Prompt >> Copy every line of the entries below without changing anything.

Stored rows >>

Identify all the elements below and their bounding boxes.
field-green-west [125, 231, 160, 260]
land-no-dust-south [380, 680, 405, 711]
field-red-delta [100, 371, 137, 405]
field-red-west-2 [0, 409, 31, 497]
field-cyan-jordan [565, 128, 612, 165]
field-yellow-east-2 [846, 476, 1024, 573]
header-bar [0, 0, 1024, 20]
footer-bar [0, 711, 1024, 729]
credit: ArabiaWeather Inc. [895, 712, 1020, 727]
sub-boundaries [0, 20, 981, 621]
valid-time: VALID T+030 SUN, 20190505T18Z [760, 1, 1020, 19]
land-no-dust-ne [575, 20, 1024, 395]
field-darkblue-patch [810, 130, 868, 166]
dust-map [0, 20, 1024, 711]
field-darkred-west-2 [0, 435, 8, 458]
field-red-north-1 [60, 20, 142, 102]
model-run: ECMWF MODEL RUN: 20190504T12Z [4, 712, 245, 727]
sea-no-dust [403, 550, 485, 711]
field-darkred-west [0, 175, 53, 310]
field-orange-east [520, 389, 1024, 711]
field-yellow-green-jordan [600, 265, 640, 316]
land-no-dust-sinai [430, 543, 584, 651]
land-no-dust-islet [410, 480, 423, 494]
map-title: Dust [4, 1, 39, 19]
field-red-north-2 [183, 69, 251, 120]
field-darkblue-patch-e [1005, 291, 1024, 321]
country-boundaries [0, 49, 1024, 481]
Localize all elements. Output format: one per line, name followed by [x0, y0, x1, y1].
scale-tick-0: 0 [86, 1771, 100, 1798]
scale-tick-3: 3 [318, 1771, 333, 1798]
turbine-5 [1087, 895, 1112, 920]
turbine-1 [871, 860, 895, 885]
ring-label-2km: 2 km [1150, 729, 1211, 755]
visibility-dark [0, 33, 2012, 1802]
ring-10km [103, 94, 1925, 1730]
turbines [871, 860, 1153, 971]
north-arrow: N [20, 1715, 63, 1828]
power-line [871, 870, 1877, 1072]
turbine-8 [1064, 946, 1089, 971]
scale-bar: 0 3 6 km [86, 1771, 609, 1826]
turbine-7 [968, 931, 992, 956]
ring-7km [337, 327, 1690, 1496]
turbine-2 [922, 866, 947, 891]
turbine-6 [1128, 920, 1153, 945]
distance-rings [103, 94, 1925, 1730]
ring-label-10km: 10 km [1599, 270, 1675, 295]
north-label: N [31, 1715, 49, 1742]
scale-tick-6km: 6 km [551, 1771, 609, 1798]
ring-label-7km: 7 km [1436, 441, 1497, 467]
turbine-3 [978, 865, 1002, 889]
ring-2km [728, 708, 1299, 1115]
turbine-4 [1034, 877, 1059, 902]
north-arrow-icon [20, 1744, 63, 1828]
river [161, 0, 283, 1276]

Written solution >>
Identify all the elements below and their bounding boxes.
field-green-west [125, 231, 160, 260]
land-no-dust-south [380, 680, 405, 711]
field-red-delta [100, 371, 137, 405]
field-red-west-2 [0, 409, 31, 497]
field-cyan-jordan [565, 128, 612, 165]
field-yellow-east-2 [846, 476, 1024, 573]
header-bar [0, 0, 1024, 20]
footer-bar [0, 711, 1024, 729]
credit: ArabiaWeather Inc. [895, 712, 1020, 727]
sub-boundaries [0, 20, 981, 621]
valid-time: VALID T+030 SUN, 20190505T18Z [760, 1, 1020, 19]
land-no-dust-ne [575, 20, 1024, 395]
field-darkblue-patch [810, 130, 868, 166]
dust-map [0, 20, 1024, 711]
field-darkred-west-2 [0, 435, 8, 458]
field-red-north-1 [60, 20, 142, 102]
model-run: ECMWF MODEL RUN: 20190504T12Z [4, 712, 245, 727]
sea-no-dust [403, 550, 485, 711]
field-darkred-west [0, 175, 53, 310]
field-orange-east [520, 389, 1024, 711]
field-yellow-green-jordan [600, 265, 640, 316]
land-no-dust-sinai [430, 543, 584, 651]
land-no-dust-islet [410, 480, 423, 494]
map-title: Dust [4, 1, 39, 19]
field-red-north-2 [183, 69, 251, 120]
field-darkblue-patch-e [1005, 291, 1024, 321]
country-boundaries [0, 49, 1024, 481]
Localize all elements. Output format: one per line, name followed by [x0, y0, x1, y1].
scale-tick-0: 0 [86, 1771, 100, 1798]
scale-tick-3: 3 [318, 1771, 333, 1798]
turbine-5 [1087, 895, 1112, 920]
turbine-1 [871, 860, 895, 885]
ring-label-2km: 2 km [1150, 729, 1211, 755]
visibility-dark [0, 33, 2012, 1802]
ring-10km [103, 94, 1925, 1730]
turbines [871, 860, 1153, 971]
north-arrow: N [20, 1715, 63, 1828]
power-line [871, 870, 1877, 1072]
turbine-8 [1064, 946, 1089, 971]
scale-bar: 0 3 6 km [86, 1771, 609, 1826]
turbine-7 [968, 931, 992, 956]
ring-7km [337, 327, 1690, 1496]
turbine-2 [922, 866, 947, 891]
turbine-6 [1128, 920, 1153, 945]
distance-rings [103, 94, 1925, 1730]
ring-label-10km: 10 km [1599, 270, 1675, 295]
north-label: N [31, 1715, 49, 1742]
scale-tick-6km: 6 km [551, 1771, 609, 1798]
ring-label-7km: 7 km [1436, 441, 1497, 467]
turbine-3 [978, 865, 1002, 889]
ring-2km [728, 708, 1299, 1115]
turbine-4 [1034, 877, 1059, 902]
north-arrow-icon [20, 1744, 63, 1828]
river [161, 0, 283, 1276]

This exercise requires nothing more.